*AUSGANGSTEXT*:
2. Die stärkere "Abnutzung" durch den überörtlichen Verkehr kann einer Verbesserung der Anlage nicht entgegen gehalten werden. Ob eine solche Verbesserung vorliegt, bestimmt sich allein im Vergleich des ursprünglichen Zustands mit dem neuen.

3. Ein Anliegeranteil von 20% ist bei einer Hauptverkehrsstraße nicht zu beanstanden.

4. Hat die Gemeinde Zuschüsse Dritter erhalten, so können die Anlieger nicht geltend machen, da-durch habe sich der Gemeindeanteil faktisch verringert und nicht mehr 80% betragen.


OBERVERWALTUNGSGERICHT DES LANDES SACHSEN-ANHALT BESCHLUSS

Aktenz.: 2 L 517/02

Datum: 22.06.2004

Gründe:

Der Beschluss beruht auf § 124a Abs. 4-6 der Verwaltungsgerichtsordnung i. d. F. d. Bek. v. 19.03.1991 (BGBl I 686) - VwGO -, in der Fassung des Gesetzes vom 20.12.2001 (BGBl I 3987) - VwGO 02 -, sowie auf § 154 Abs. 2 VwGO <Kosten> und auf § 13 Abs. 2 des Gerichtskostengesetzes i. d. F. d. Bek. v. 15.12.1975 (BGBl I 3047) - GKG -, zuletzt geändert durch Gesetz vom 14.03.2003 (BGBl I 345 [349]), <Streitwert>.

1. Die geltend gemachten "ernstlichen Zweifel" i. S. v. § 124 Abs. 2 Nr. 1 VwGO an der Entscheidung des Verwaltungsgerichts liegen nicht vor.

Die Zulassungsschrift macht geltend, dass die ausgebaute Straße, für die von den Anliegern Beiträge erhoben worden sind, durch die "faktische" Nutzung als Bundesfernstraße zur Bundesfernstraße gewidmet worden sei mit der Folge, dass die Beklagte für die Fahrbahn dieser Straße keine Ausbaubeiträge erheben könne.

*DATEN*:
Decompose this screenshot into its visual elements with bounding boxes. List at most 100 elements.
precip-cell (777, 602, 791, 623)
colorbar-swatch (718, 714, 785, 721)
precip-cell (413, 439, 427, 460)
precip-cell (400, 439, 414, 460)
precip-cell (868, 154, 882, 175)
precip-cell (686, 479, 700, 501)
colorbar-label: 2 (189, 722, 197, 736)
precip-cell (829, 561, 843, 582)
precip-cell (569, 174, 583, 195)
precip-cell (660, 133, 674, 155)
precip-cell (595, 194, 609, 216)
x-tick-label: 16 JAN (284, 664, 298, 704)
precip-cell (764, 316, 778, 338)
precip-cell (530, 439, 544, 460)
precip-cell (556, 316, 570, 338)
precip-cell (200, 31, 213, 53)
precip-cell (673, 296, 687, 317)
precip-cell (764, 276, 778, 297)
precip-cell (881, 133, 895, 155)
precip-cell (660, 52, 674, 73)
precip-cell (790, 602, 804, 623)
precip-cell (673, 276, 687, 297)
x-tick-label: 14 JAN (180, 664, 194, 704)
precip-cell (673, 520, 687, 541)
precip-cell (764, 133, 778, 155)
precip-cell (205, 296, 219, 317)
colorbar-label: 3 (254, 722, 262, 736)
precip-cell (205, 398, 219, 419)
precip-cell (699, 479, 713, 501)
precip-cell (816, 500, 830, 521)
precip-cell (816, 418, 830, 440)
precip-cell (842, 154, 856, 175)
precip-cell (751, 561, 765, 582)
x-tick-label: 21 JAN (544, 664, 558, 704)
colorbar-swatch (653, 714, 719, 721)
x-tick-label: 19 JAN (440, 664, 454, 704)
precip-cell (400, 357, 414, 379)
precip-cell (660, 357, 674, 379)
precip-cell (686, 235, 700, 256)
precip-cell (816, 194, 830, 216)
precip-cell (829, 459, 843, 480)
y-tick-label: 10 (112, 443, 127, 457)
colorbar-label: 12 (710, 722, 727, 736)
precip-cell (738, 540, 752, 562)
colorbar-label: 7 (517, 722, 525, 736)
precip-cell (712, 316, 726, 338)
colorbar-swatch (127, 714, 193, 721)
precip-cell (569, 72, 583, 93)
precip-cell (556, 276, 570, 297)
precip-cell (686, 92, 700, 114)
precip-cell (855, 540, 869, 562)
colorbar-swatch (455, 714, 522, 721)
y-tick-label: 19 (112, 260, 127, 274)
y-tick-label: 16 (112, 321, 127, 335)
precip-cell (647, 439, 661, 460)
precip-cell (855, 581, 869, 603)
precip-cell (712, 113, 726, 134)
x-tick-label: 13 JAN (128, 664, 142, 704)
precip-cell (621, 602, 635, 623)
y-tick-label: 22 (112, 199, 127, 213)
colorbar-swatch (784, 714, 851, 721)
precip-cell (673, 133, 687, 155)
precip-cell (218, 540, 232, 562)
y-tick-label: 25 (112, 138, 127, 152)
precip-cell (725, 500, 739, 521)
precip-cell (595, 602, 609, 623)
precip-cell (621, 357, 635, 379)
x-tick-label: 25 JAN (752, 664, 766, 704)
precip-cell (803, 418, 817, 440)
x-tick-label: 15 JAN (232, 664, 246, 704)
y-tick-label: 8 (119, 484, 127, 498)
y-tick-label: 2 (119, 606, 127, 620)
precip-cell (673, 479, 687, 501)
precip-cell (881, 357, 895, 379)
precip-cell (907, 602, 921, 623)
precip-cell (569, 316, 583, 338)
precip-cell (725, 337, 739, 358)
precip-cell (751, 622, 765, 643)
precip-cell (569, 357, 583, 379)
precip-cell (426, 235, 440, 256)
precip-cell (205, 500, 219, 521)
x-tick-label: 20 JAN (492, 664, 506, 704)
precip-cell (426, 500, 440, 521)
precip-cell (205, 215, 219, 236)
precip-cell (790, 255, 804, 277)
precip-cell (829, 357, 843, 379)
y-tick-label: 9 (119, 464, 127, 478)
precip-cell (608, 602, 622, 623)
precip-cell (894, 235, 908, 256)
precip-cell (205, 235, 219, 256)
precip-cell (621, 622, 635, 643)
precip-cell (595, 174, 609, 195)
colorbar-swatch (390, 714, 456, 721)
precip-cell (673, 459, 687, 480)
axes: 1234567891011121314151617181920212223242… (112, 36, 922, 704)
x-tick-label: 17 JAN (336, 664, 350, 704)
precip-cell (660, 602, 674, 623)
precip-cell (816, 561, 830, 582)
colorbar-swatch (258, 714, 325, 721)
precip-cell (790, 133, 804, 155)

*PFLICHTAUFGABE 1*: Nenne alle Fundstellen im Bundesgesetzblatt, die im Gerichtsbeschluss angegeben sind.
*PFLICHTAUFGABE 2*: Gib den Abschnitt des Gerichtsbeschlusses, der mit den Worten „Der Beschluss beruht“ beginnt und mit „345 [349]), <Streitwert>.“ endet, bearbeitet wieder und setze dabei „Gegenstandswert“ an die Stelle von „Streitwert“.
*PFLICHTAUFGABE 3*:
Beantworte anhand des Gerichtsbeschlusses die folgenden Fragen.
(a) Welches Aktenzeichen trägt der Beschluss?
(b) Welcher Anliegeranteil ist bei einer Hauptverkehrsstraße nicht zu beanstanden?
(c) An welchem Datum erging der Beschluss?

*VOLLSTÄNDIGE ANTWORT 1*:
- BGBl I 686
- BGBl I 3987
- BGBl I 3047
- BGBl I 345 [349]

*VOLLSTÄNDIGE ANTWORT 2*:
Der Beschluss beruht auf § 124a Abs. 4-6 der Verwaltungsgerichtsordnung i. d. F. d. Bek. v. 19.03.1991 (BGBl I 686) - VwGO -, in der Fassung des Gesetzes vom 20.12.2001 (BGBl I 3987) - VwGO 02 -, sowie auf § 154 Abs. 2 VwGO <Kosten> und auf § 13 Abs. 2 des Gerichtskostengesetzes i. d. F. d. Bek. v. 15.12.1975 (BGBl I 3047) - GKG -, zuletzt geändert durch Gesetz vom 14.03.2003 (BGBl I 345 [349]), <Gegenstandswert>.

*VOLLSTÄNDIGE ANTWORT 3*:
(a) 2 L 517/02
(b) 20%
(c) 22.06.2004